■ THE TASK
Quote the listing below in its entirety.

■ ROWS
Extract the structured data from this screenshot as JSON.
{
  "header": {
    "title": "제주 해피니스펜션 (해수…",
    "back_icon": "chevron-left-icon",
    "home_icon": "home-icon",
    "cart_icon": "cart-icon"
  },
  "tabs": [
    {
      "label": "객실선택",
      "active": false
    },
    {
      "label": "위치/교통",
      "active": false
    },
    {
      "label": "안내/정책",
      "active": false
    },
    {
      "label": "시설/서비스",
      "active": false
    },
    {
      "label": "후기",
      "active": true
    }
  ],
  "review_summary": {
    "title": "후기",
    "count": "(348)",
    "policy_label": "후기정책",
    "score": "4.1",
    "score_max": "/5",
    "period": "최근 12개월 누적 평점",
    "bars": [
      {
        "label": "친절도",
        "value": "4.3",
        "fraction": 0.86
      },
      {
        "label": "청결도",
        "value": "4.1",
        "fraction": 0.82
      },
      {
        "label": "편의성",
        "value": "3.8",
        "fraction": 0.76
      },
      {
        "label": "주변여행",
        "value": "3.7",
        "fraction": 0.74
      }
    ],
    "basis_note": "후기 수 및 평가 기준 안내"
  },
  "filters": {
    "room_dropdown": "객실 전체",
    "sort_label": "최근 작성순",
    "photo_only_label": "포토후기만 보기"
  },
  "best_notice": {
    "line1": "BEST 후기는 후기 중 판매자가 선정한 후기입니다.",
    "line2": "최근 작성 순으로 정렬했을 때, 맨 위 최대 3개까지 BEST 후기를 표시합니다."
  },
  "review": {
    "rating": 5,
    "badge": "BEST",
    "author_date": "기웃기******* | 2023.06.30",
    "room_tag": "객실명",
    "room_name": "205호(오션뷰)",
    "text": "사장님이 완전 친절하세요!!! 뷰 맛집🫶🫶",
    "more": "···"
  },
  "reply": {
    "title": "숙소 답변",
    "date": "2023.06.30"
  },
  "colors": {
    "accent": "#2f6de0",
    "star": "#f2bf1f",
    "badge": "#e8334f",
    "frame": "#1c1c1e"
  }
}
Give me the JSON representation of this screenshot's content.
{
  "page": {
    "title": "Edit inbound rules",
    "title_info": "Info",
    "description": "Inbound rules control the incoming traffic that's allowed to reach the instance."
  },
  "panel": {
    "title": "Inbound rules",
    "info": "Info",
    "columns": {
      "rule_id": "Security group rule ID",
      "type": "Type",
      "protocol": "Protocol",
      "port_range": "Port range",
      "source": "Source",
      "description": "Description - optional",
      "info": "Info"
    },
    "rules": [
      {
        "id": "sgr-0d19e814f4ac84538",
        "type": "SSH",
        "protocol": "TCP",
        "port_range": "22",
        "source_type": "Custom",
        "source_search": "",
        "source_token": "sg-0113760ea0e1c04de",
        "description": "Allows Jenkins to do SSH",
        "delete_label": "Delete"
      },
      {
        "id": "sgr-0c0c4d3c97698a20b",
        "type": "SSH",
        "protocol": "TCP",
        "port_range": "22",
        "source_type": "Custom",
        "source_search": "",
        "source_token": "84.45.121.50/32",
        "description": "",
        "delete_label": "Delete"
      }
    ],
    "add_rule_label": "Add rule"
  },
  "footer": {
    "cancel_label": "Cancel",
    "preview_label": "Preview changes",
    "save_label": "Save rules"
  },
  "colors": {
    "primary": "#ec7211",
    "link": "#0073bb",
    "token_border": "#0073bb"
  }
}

■ TASK OUTPUT
Extract the structured data from this screenshot as JSON.
{
  "header": {
    "title": "제주 해피니스펜션 (해수…",
    "back_icon": "chevron-left-icon",
    "home_icon": "home-icon",
    "cart_icon": "cart-icon"
  },
  "tabs": [
    {
      "label": "객실선택",
      "active": false
    },
    {
      "label": "위치/교통",
      "active": false
    },
    {
      "label": "안내/정책",
      "active": false
    },
    {
      "label": "시설/서비스",
      "active": false
    },
    {
      "label": "후기",
      "active": true
    }
  ],
  "review_summary": {
    "title": "후기",
    "count": "(348)",
    "policy_label": "후기정책",
    "score": "4.1",
    "score_max": "/5",
    "period": "최근 12개월 누적 평점",
    "bars": [
      {
        "label": "친절도",
        "value": "4.3",
        "fraction": 0.86
      },
      {
        "label": "청결도",
        "value": "4.1",
        "fraction": 0.82
      },
      {
        "label": "편의성",
        "value": "3.8",
        "fraction": 0.76
      },
      {
        "label": "주변여행",
        "value": "3.7",
        "fraction": 0.74
      }
    ],
    "basis_note": "후기 수 및 평가 기준 안내"
  },
  "filters": {
    "room_dropdown": "객실 전체",
    "sort_label": "최근 작성순",
    "photo_only_label": "포토후기만 보기"
  },
  "best_notice": {
    "line1": "BEST 후기는 후기 중 판매자가 선정한 후기입니다.",
    "line2": "최근 작성 순으로 정렬했을 때, 맨 위 최대 3개까지 BEST 후기를 표시합니다."
  },
  "review": {
    "rating": 5,
    "badge": "BEST",
    "author_date": "기웃기******* | 2023.06.30",
    "room_tag": "객실명",
    "room_name": "205호(오션뷰)",
    "text": "사장님이 완전 친절하세요!!! 뷰 맛집🫶🫶",
    "more": "···"
  },
  "reply": {
    "title": "숙소 답변",
    "date": "2023.06.30"
  },
  "colors": {
    "accent": "#2f6de0",
    "star": "#f2bf1f",
    "badge": "#e8334f",
    "frame": "#1c1c1e"
  }
}
Give me the JSON representation of this screenshot's content.
{
  "page": {
    "title": "Edit inbound rules",
    "title_info": "Info",
    "description": "Inbound rules control the incoming traffic that's allowed to reach the instance."
  },
  "panel": {
    "title": "Inbound rules",
    "info": "Info",
    "columns": {
      "rule_id": "Security group rule ID",
      "type": "Type",
      "protocol": "Protocol",
      "port_range": "Port range",
      "source": "Source",
      "description": "Description - optional",
      "info": "Info"
    },
    "rules": [
      {
        "id": "sgr-0d19e814f4ac84538",
        "type": "SSH",
        "protocol": "TCP",
        "port_range": "22",
        "source_type": "Custom",
        "source_search": "",
        "source_token": "sg-0113760ea0e1c04de",
        "description": "Allows Jenkins to do SSH",
        "delete_label": "Delete"
      },
      {
        "id": "sgr-0c0c4d3c97698a20b",
        "type": "SSH",
        "protocol": "TCP",
        "port_range": "22",
        "source_type": "Custom",
        "source_search": "",
        "source_token": "84.45.121.50/32",
        "description": "",
        "delete_label": "Delete"
      }
    ],
    "add_rule_label": "Add rule"
  },
  "footer": {
    "cancel_label": "Cancel",
    "preview_label": "Preview changes",
    "save_label": "Save rules"
  },
  "colors": {
    "primary": "#ec7211",
    "link": "#0073bb",
    "token_border": "#0073bb"
  }
}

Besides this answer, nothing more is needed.